__Instructions for the task__
Copy the data word for word, keeping every line.
>>>
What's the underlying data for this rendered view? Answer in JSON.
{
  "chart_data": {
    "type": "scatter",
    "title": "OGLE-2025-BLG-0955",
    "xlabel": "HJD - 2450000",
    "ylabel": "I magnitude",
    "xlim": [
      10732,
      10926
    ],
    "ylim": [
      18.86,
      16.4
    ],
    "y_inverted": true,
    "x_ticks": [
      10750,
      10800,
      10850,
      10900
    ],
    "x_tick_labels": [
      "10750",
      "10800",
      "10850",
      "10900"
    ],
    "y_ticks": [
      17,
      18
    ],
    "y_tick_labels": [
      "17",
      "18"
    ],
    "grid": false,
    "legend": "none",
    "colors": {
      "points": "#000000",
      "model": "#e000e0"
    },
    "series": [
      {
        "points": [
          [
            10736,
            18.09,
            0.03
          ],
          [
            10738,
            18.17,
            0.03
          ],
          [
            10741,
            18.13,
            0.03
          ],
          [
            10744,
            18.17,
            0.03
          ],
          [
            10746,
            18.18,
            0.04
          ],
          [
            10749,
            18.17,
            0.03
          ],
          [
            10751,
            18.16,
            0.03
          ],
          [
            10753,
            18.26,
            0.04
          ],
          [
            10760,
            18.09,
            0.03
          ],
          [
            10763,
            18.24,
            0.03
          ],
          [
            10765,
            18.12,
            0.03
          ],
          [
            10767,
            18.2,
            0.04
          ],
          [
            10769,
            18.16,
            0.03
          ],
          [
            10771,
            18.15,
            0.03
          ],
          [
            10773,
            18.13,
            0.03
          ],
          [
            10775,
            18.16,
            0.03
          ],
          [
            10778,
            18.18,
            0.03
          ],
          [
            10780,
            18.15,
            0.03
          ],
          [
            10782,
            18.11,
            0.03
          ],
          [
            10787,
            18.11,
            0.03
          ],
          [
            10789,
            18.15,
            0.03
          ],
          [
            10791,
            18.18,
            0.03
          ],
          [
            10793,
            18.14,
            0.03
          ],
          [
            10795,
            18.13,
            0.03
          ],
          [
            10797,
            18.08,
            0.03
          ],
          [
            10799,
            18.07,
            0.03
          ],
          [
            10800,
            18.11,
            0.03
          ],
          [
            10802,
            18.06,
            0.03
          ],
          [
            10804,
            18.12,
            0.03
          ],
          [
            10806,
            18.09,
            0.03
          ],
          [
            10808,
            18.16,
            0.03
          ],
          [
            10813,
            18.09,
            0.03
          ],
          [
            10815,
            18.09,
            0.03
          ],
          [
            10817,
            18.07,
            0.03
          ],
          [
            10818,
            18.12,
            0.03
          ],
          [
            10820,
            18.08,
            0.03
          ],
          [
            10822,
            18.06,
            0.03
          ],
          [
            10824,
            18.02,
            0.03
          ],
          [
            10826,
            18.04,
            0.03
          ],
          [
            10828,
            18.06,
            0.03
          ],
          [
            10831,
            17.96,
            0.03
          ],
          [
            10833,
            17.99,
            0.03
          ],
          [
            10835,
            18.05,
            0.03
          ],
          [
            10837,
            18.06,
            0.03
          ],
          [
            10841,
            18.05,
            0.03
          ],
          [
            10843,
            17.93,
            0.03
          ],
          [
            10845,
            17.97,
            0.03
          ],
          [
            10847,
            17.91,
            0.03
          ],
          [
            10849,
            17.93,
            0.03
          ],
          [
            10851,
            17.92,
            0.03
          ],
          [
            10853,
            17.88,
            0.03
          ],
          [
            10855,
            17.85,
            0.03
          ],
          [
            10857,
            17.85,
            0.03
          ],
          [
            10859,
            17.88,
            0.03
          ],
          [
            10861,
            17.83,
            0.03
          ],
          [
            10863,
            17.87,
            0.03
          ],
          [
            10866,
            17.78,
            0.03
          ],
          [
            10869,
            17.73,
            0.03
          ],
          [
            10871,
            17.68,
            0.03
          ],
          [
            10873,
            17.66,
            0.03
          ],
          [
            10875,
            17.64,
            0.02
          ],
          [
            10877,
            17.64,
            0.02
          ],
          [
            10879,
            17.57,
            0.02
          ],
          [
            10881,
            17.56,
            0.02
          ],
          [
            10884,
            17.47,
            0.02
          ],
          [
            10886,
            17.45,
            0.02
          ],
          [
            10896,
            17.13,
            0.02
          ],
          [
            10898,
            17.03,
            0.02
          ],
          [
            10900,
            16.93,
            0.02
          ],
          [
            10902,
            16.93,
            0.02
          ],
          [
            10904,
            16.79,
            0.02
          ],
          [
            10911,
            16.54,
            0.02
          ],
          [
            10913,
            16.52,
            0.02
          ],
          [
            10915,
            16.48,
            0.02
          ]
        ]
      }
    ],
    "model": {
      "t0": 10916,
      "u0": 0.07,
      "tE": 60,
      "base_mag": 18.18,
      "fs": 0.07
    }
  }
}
<<<
__Answer__
What's the underlying data for this rendered view? Answer in JSON.
{
  "chart_data": {
    "type": "scatter",
    "title": "OGLE-2025-BLG-0955",
    "xlabel": "HJD - 2450000",
    "ylabel": "I magnitude",
    "xlim": [
      10732,
      10926
    ],
    "ylim": [
      18.86,
      16.4
    ],
    "y_inverted": true,
    "x_ticks": [
      10750,
      10800,
      10850,
      10900
    ],
    "x_tick_labels": [
      "10750",
      "10800",
      "10850",
      "10900"
    ],
    "y_ticks": [
      17,
      18
    ],
    "y_tick_labels": [
      "17",
      "18"
    ],
    "grid": false,
    "legend": "none",
    "colors": {
      "points": "#000000",
      "model": "#e000e0"
    },
    "series": [
      {
        "points": [
          [
            10736,
            18.09,
            0.03
          ],
          [
            10738,
            18.17,
            0.03
          ],
          [
            10741,
            18.13,
            0.03
          ],
          [
            10744,
            18.17,
            0.03
          ],
          [
            10746,
            18.18,
            0.04
          ],
          [
            10749,
            18.17,
            0.03
          ],
          [
            10751,
            18.16,
            0.03
          ],
          [
            10753,
            18.26,
            0.04
          ],
          [
            10760,
            18.09,
            0.03
          ],
          [
            10763,
            18.24,
            0.03
          ],
          [
            10765,
            18.12,
            0.03
          ],
          [
            10767,
            18.2,
            0.04
          ],
          [
            10769,
            18.16,
            0.03
          ],
          [
            10771,
            18.15,
            0.03
          ],
          [
            10773,
            18.13,
            0.03
          ],
          [
            10775,
            18.16,
            0.03
          ],
          [
            10778,
            18.18,
            0.03
          ],
          [
            10780,
            18.15,
            0.03
          ],
          [
            10782,
            18.11,
            0.03
          ],
          [
            10787,
            18.11,
            0.03
          ],
          [
            10789,
            18.15,
            0.03
          ],
          [
            10791,
            18.18,
            0.03
          ],
          [
            10793,
            18.14,
            0.03
          ],
          [
            10795,
            18.13,
            0.03
          ],
          [
            10797,
            18.08,
            0.03
          ],
          [
            10799,
            18.07,
            0.03
          ],
          [
            10800,
            18.11,
            0.03
          ],
          [
            10802,
            18.06,
            0.03
          ],
          [
            10804,
            18.12,
            0.03
          ],
          [
            10806,
            18.09,
            0.03
          ],
          [
            10808,
            18.16,
            0.03
          ],
          [
            10813,
            18.09,
            0.03
          ],
          [
            10815,
            18.09,
            0.03
          ],
          [
            10817,
            18.07,
            0.03
          ],
          [
            10818,
            18.12,
            0.03
          ],
          [
            10820,
            18.08,
            0.03
          ],
          [
            10822,
            18.06,
            0.03
          ],
          [
            10824,
            18.02,
            0.03
          ],
          [
            10826,
            18.04,
            0.03
          ],
          [
            10828,
            18.06,
            0.03
          ],
          [
            10831,
            17.96,
            0.03
          ],
          [
            10833,
            17.99,
            0.03
          ],
          [
            10835,
            18.05,
            0.03
          ],
          [
            10837,
            18.06,
            0.03
          ],
          [
            10841,
            18.05,
            0.03
          ],
          [
            10843,
            17.93,
            0.03
          ],
          [
            10845,
            17.97,
            0.03
          ],
          [
            10847,
            17.91,
            0.03
          ],
          [
            10849,
            17.93,
            0.03
          ],
          [
            10851,
            17.92,
            0.03
          ],
          [
            10853,
            17.88,
            0.03
          ],
          [
            10855,
            17.85,
            0.03
          ],
          [
            10857,
            17.85,
            0.03
          ],
          [
            10859,
            17.88,
            0.03
          ],
          [
            10861,
            17.83,
            0.03
          ],
          [
            10863,
            17.87,
            0.03
          ],
          [
            10866,
            17.78,
            0.03
          ],
          [
            10869,
            17.73,
            0.03
          ],
          [
            10871,
            17.68,
            0.03
          ],
          [
            10873,
            17.66,
            0.03
          ],
          [
            10875,
            17.64,
            0.02
          ],
          [
            10877,
            17.64,
            0.02
          ],
          [
            10879,
            17.57,
            0.02
          ],
          [
            10881,
            17.56,
            0.02
          ],
          [
            10884,
            17.47,
            0.02
          ],
          [
            10886,
            17.45,
            0.02
          ],
          [
            10896,
            17.13,
            0.02
          ],
          [
            10898,
            17.03,
            0.02
          ],
          [
            10900,
            16.93,
            0.02
          ],
          [
            10902,
            16.93,
            0.02
          ],
          [
            10904,
            16.79,
            0.02
          ],
          [
            10911,
            16.54,
            0.02
          ],
          [
            10913,
            16.52,
            0.02
          ],
          [
            10915,
            16.48,
            0.02
          ]
        ]
      }
    ],
    "model": {
      "t0": 10916,
      "u0": 0.07,
      "tE": 60,
      "base_mag": 18.18,
      "fs": 0.07
    }
  }
}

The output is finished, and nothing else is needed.